**Data for this task**:
###
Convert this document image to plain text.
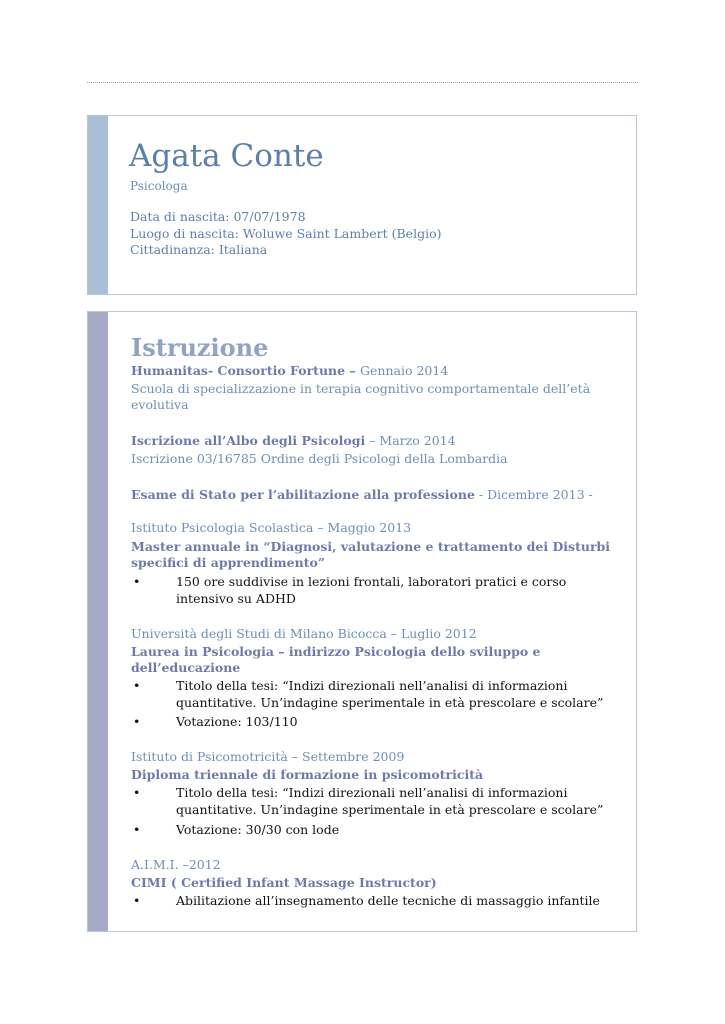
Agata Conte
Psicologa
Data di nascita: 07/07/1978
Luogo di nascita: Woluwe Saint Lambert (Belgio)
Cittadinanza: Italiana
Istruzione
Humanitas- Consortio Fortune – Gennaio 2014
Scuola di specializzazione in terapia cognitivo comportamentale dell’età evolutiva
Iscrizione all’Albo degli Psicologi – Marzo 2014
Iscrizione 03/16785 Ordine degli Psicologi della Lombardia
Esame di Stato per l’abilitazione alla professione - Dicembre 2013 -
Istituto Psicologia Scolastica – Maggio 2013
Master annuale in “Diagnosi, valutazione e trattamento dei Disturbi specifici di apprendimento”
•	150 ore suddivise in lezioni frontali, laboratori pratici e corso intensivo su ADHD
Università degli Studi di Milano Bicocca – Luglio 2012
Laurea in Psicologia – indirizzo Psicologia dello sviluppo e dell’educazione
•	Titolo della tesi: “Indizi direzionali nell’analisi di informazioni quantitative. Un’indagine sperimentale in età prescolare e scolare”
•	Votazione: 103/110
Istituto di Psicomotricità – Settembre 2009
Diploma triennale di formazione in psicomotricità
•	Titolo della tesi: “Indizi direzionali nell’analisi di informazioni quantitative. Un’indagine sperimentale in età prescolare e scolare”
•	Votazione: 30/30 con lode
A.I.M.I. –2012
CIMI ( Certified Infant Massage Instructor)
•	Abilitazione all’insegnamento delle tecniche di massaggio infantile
###
**Given exercise**:
Look for the word "nascita" and return every line where it occurs.

**Response below**:
Data di nascita: 07/07/1978
Luogo di nascita: Woluwe Saint Lambert (Belgio)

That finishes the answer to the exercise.